(WRITTEN PROBLEM) Omit all pictures. Quote only the lines from the one with "Reverse-engineer this chart into JSON." through the end of the material below.

>> Begin GIVEN ENTRIES

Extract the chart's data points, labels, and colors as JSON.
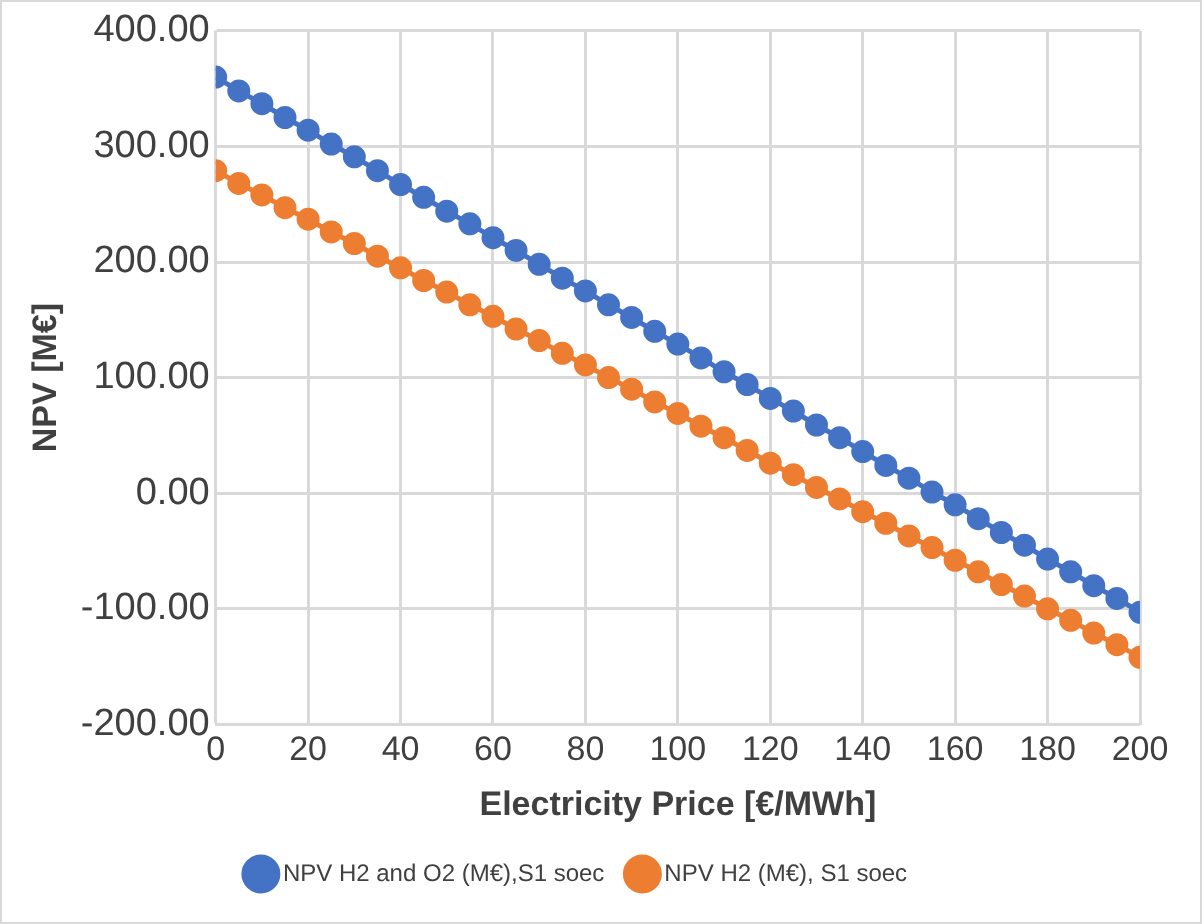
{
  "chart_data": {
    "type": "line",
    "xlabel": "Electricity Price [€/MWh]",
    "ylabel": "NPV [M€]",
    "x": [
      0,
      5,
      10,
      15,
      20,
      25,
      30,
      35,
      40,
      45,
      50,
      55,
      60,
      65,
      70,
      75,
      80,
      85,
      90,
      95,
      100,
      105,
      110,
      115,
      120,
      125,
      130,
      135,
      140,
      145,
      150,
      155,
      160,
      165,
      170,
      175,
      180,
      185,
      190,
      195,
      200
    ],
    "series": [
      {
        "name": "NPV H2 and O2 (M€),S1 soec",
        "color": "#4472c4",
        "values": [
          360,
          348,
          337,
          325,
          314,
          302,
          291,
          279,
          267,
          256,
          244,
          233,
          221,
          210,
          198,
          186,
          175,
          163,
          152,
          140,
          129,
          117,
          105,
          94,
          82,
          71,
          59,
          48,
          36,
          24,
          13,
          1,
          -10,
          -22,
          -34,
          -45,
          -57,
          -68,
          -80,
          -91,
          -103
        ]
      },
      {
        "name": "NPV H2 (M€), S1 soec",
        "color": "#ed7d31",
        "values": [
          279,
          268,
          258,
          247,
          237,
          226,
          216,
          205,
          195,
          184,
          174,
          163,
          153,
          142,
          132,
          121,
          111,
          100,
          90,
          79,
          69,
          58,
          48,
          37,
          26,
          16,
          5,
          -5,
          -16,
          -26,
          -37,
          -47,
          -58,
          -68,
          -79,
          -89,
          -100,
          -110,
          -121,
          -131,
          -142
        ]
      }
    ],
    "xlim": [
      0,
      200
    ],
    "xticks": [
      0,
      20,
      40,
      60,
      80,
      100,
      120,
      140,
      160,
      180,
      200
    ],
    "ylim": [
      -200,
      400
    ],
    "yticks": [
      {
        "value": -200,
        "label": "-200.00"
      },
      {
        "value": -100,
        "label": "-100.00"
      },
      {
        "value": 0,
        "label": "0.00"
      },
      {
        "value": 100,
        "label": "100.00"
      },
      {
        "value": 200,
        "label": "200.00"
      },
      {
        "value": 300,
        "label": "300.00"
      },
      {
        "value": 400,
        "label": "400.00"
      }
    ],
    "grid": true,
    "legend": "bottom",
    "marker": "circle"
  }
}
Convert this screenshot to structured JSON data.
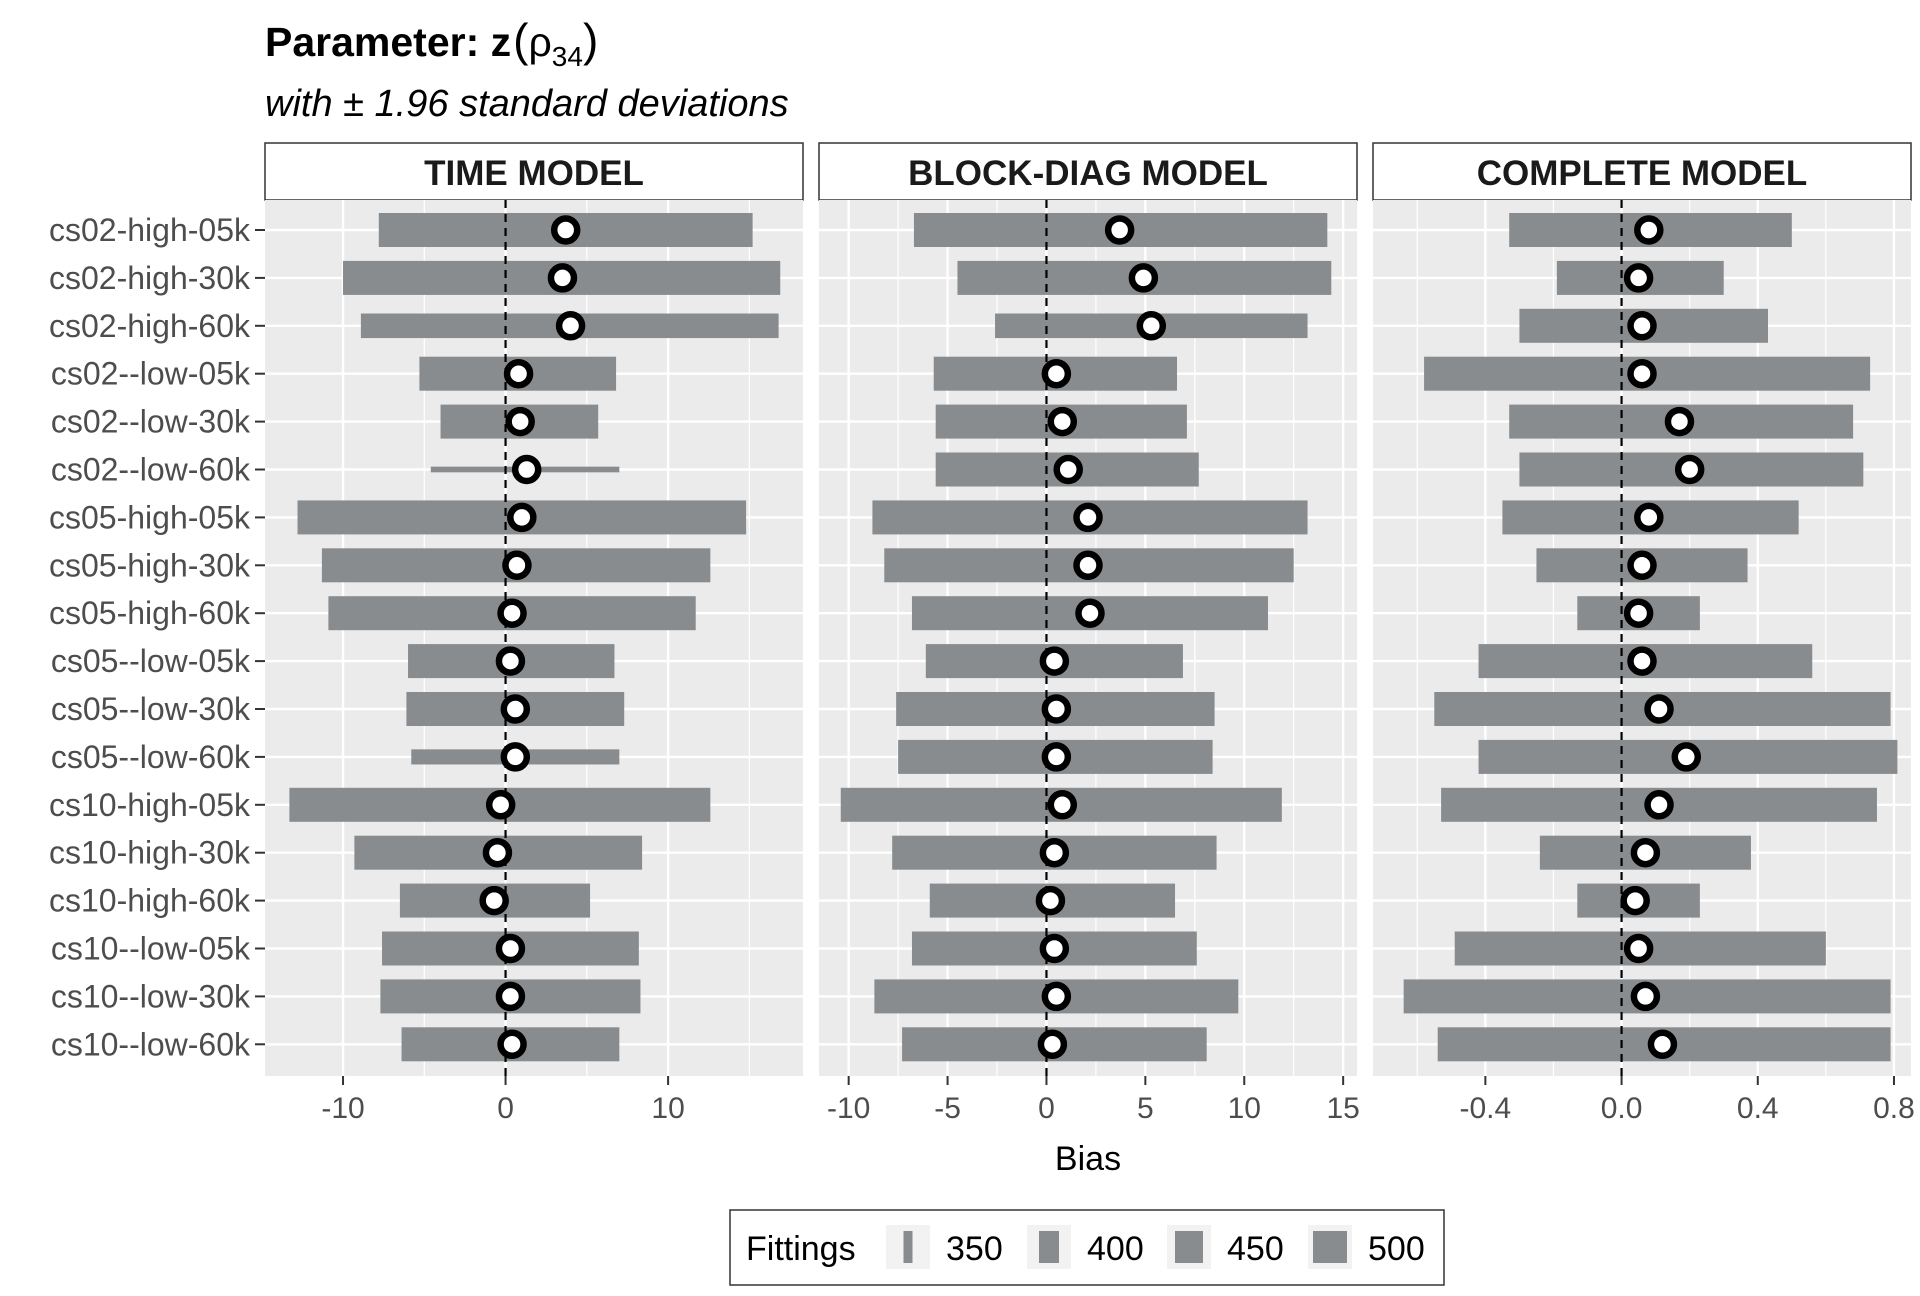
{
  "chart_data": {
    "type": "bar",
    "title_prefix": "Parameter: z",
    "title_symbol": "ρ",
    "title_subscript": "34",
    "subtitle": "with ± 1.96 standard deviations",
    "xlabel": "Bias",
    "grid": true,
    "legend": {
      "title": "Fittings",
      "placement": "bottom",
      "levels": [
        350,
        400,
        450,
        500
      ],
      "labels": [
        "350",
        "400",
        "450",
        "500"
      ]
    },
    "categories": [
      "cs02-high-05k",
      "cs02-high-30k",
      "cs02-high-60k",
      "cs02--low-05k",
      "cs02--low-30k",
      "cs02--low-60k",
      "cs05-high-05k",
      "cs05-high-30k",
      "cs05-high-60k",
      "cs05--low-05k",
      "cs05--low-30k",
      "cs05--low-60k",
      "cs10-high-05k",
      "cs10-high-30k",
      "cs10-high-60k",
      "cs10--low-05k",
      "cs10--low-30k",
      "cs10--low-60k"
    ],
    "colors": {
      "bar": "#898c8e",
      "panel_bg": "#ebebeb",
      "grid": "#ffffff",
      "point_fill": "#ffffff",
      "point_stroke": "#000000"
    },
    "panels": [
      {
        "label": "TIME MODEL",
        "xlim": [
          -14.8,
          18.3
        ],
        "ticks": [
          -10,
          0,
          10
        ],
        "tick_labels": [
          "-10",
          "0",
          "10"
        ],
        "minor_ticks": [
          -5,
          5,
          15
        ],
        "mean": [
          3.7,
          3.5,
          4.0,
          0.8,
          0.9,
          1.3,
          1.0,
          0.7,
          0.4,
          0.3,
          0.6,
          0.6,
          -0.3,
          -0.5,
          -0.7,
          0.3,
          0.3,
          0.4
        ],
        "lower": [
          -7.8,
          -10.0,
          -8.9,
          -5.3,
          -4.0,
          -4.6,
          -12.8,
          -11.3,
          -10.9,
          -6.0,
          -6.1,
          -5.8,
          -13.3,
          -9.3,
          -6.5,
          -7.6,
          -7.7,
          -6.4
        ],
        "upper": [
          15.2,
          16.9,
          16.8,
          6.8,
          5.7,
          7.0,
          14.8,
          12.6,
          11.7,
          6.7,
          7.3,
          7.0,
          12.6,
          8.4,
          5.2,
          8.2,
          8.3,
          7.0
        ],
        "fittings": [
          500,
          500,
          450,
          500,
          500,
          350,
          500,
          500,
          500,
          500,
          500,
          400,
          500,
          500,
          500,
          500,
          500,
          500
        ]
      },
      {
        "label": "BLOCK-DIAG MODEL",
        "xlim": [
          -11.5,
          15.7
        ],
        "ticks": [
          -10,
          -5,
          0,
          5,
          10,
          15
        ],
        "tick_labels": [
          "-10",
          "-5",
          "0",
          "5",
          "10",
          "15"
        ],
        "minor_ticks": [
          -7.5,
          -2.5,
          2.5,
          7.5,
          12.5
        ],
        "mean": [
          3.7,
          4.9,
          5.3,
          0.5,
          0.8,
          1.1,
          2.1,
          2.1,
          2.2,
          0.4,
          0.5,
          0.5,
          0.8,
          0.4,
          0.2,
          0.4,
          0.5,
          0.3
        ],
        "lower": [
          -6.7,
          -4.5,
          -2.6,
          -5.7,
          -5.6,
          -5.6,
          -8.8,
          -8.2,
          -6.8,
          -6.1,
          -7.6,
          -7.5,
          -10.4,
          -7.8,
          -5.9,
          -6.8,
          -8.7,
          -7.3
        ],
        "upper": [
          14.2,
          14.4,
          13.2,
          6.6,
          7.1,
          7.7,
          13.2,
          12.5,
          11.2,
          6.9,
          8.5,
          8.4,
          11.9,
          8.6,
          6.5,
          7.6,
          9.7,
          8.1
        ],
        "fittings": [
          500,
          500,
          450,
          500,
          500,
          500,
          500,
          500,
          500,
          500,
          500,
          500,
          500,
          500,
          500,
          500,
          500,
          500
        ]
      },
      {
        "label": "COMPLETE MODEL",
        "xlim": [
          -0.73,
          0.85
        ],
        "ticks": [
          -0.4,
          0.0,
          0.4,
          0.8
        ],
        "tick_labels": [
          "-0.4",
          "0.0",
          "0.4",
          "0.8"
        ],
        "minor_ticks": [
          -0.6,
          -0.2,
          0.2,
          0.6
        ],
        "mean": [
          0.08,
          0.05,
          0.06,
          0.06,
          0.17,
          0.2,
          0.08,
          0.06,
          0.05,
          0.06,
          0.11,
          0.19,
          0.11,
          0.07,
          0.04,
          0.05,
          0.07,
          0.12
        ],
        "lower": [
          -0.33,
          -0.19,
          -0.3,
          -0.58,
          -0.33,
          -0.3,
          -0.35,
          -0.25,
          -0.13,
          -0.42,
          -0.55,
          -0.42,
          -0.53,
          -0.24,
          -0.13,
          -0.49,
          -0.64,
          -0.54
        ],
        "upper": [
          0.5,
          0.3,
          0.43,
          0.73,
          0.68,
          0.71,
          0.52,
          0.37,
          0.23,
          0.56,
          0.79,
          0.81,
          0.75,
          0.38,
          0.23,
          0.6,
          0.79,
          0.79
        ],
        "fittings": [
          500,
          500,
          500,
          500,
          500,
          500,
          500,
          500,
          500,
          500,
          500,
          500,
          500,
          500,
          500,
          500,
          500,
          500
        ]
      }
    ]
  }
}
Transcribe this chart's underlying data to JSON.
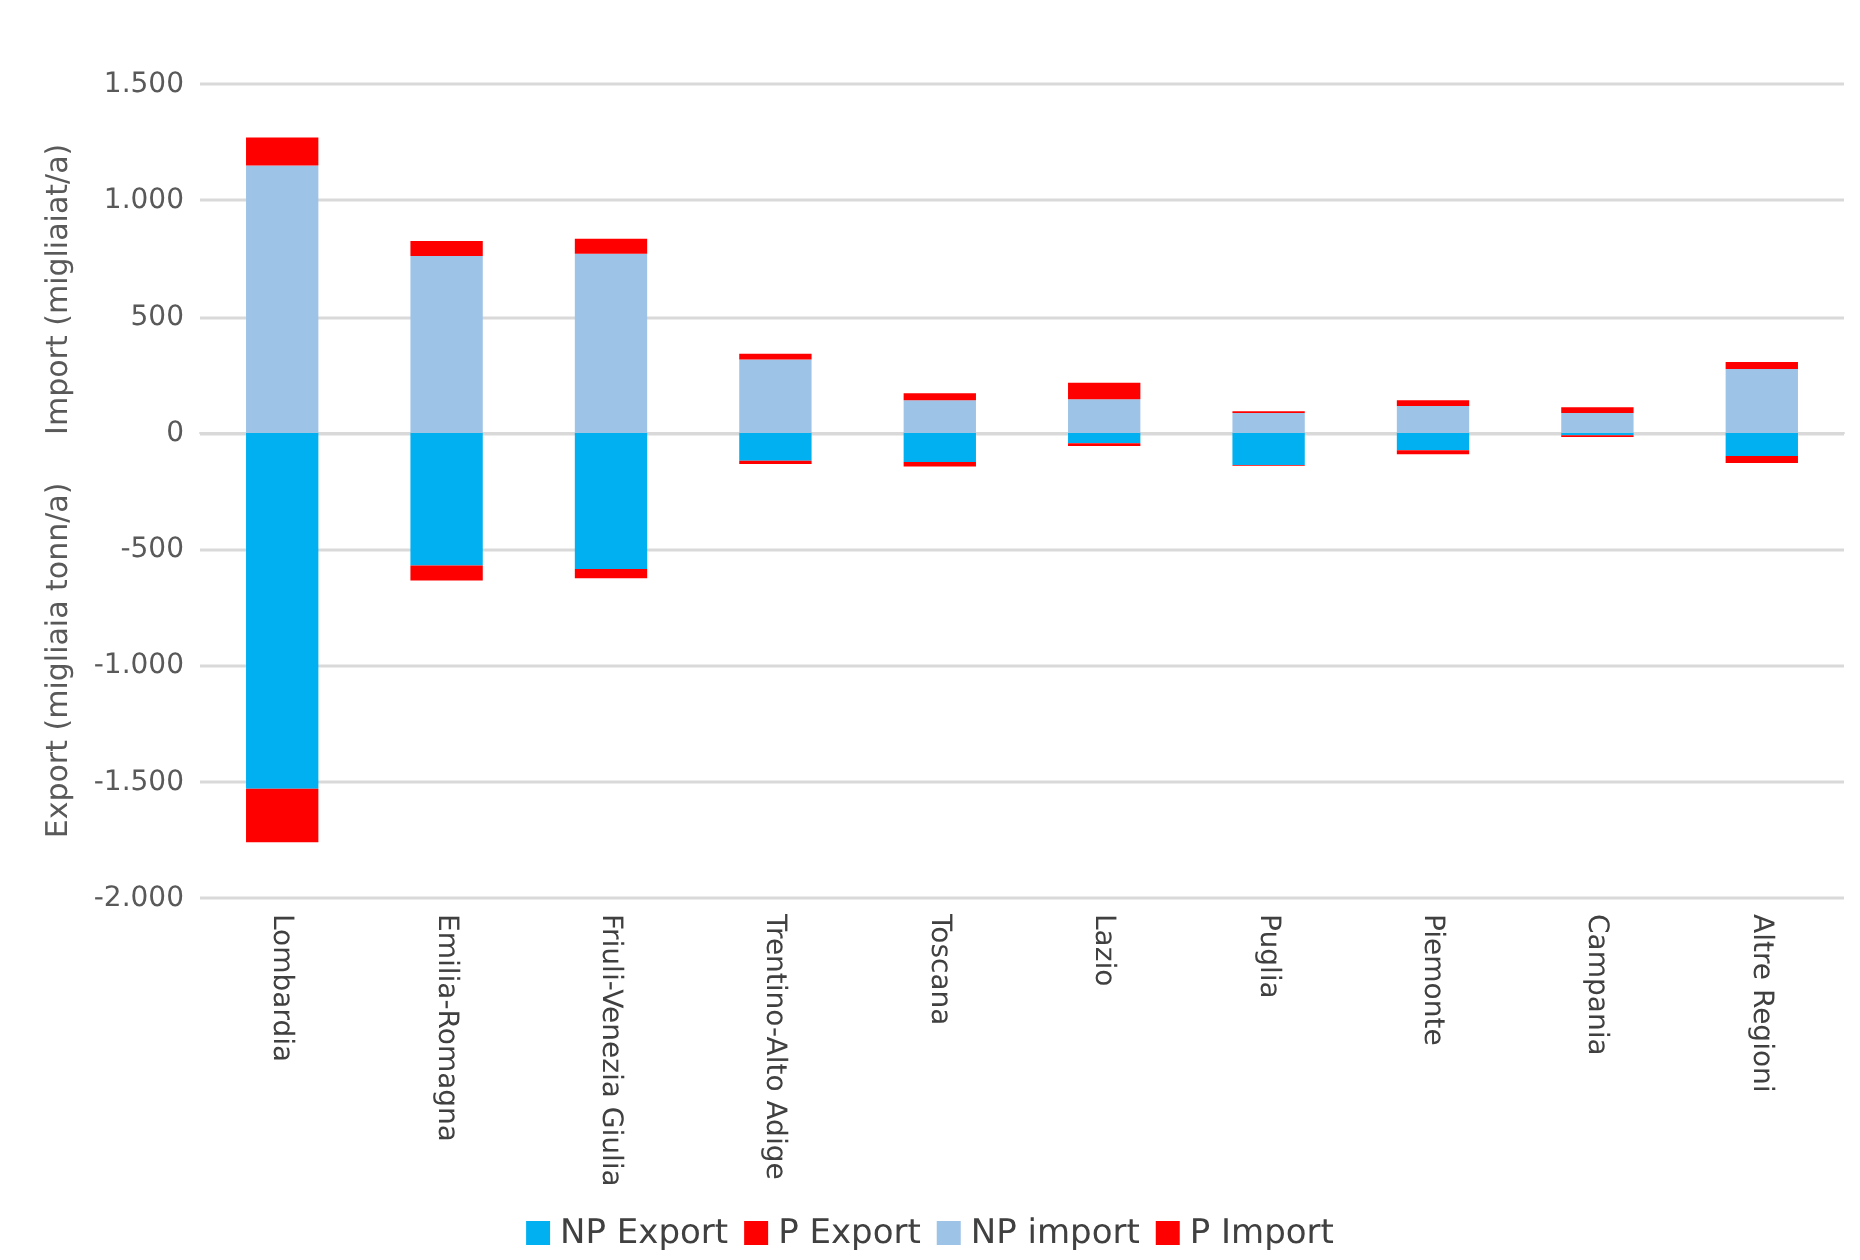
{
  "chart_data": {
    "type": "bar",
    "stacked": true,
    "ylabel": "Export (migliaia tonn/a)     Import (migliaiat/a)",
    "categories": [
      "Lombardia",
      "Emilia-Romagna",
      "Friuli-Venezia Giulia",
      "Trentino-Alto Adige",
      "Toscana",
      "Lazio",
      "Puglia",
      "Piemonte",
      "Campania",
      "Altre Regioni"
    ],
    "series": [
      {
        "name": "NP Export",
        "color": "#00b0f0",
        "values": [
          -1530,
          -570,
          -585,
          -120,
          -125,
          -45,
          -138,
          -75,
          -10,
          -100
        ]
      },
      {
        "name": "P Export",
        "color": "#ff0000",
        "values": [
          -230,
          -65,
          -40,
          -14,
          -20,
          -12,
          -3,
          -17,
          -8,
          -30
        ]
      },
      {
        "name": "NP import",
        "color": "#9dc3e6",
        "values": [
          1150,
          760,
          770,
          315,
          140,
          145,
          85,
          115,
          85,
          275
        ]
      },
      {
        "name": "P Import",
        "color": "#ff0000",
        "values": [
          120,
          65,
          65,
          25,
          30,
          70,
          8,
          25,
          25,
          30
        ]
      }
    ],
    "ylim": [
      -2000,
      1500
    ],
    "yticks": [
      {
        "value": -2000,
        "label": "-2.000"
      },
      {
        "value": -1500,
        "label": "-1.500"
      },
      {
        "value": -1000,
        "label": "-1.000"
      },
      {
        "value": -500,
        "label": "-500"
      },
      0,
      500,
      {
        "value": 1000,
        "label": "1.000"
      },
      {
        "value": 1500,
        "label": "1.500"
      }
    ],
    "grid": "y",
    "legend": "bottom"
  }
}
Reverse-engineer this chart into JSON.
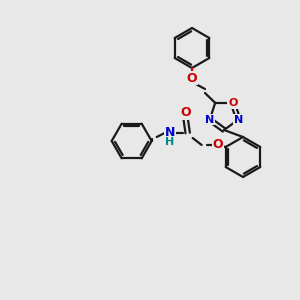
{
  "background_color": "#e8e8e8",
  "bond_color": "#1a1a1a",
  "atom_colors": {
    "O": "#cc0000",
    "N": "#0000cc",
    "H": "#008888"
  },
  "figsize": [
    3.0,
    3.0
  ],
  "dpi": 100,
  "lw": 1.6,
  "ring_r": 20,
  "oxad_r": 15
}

>> End GIVEN ENTRIES

(EXERCISE SOLUTION)
Reverse-engineer this chart into JSON.
{
  "background_color": "#e8e8e8",
  "bond_color": "#1a1a1a",
  "atom_colors": {
    "O": "#cc0000",
    "N": "#0000cc",
    "H": "#008888"
  },
  "figsize": [
    3.0,
    3.0
  ],
  "dpi": 100,
  "lw": 1.6,
  "ring_r": 20,
  "oxad_r": 15
}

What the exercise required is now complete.